§ **Work instructions**
Write out the full listing exactly as given, minus the images.
———
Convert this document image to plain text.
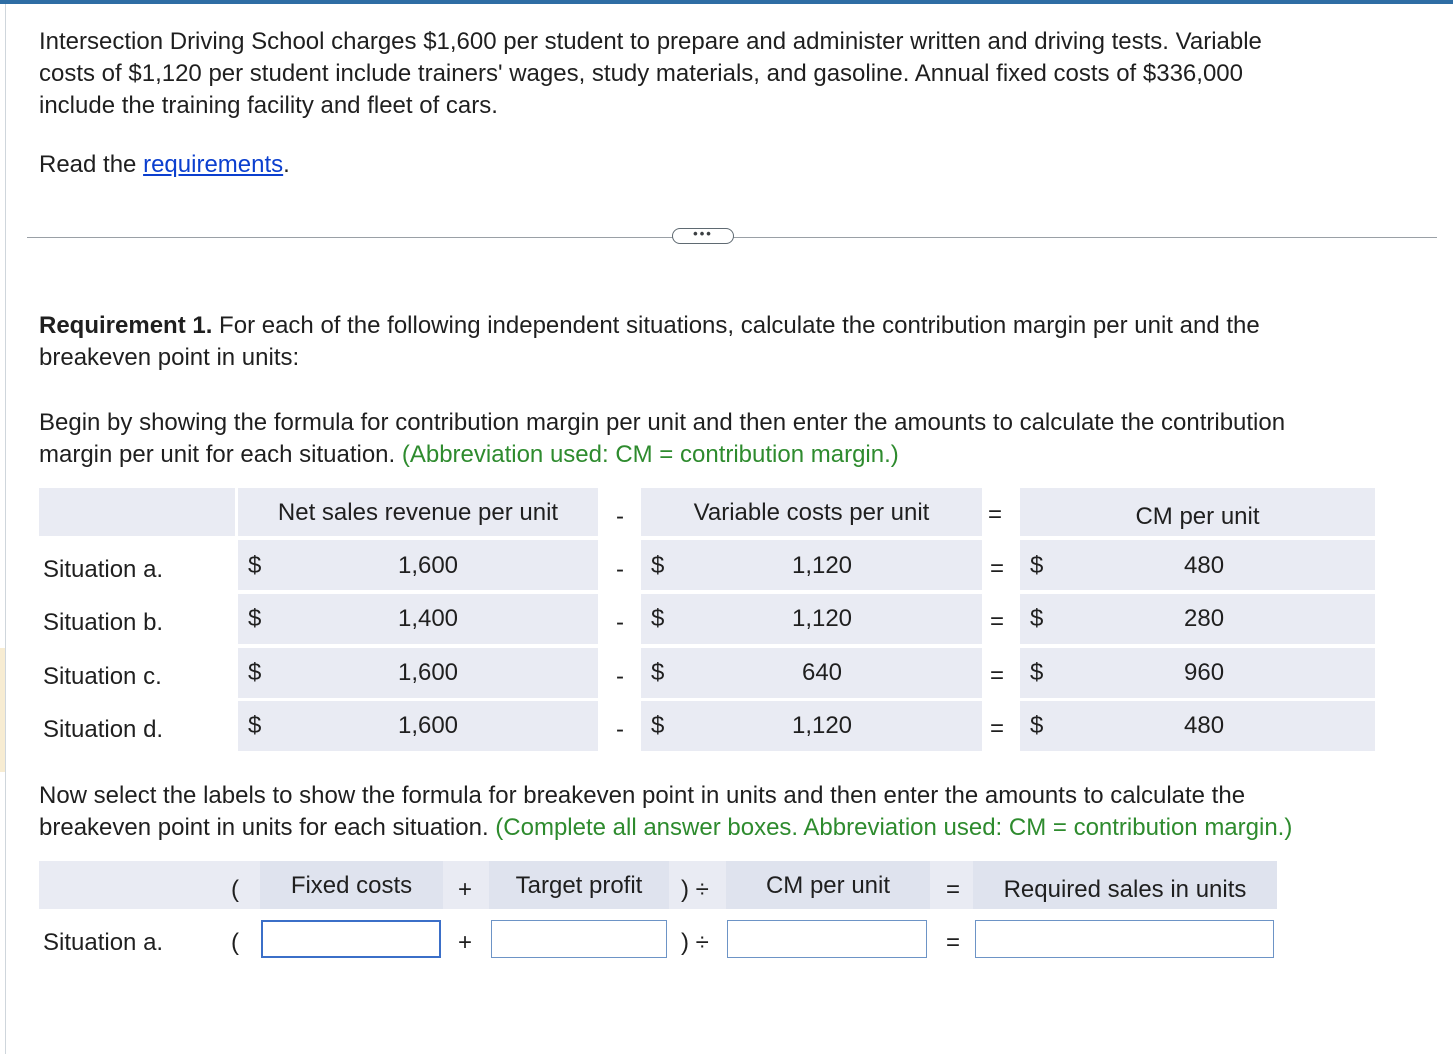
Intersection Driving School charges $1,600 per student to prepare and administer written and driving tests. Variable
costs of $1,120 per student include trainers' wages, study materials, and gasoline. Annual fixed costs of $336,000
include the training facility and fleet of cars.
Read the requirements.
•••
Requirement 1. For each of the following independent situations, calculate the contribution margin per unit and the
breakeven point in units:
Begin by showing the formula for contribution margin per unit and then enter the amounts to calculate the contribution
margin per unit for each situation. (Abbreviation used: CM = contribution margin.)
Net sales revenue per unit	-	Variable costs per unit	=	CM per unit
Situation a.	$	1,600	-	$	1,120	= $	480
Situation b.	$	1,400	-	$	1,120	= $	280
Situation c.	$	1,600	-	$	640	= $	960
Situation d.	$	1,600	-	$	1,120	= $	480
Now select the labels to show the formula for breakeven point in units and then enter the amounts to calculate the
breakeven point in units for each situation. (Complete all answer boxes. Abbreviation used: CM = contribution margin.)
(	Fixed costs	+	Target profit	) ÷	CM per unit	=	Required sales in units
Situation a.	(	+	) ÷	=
———
§ **Answer to the exercise**
Convert this document image to plain text.
Intersection Driving School charges $1,600 per student to prepare and administer written and driving tests. Variable
costs of $1,120 per student include trainers' wages, study materials, and gasoline. Annual fixed costs of $336,000
include the training facility and fleet of cars.
Read the requirements.
•••
Requirement 1. For each of the following independent situations, calculate the contribution margin per unit and the
breakeven point in units:
Begin by showing the formula for contribution margin per unit and then enter the amounts to calculate the contribution
margin per unit for each situation. (Abbreviation used: CM = contribution margin.)
Net sales revenue per unit	-	Variable costs per unit	=	CM per unit
Situation a.	$	1,600	-	$	1,120	= $	480
Situation b.	$	1,400	-	$	1,120	= $	280
Situation c.	$	1,600	-	$	640	= $	960
Situation d.	$	1,600	-	$	1,120	= $	480
Now select the labels to show the formula for breakeven point in units and then enter the amounts to calculate the
breakeven point in units for each situation. (Complete all answer boxes. Abbreviation used: CM = contribution margin.)
(	Fixed costs	+	Target profit	) ÷	CM per unit	=	Required sales in units
Situation a.	(	+	) ÷	=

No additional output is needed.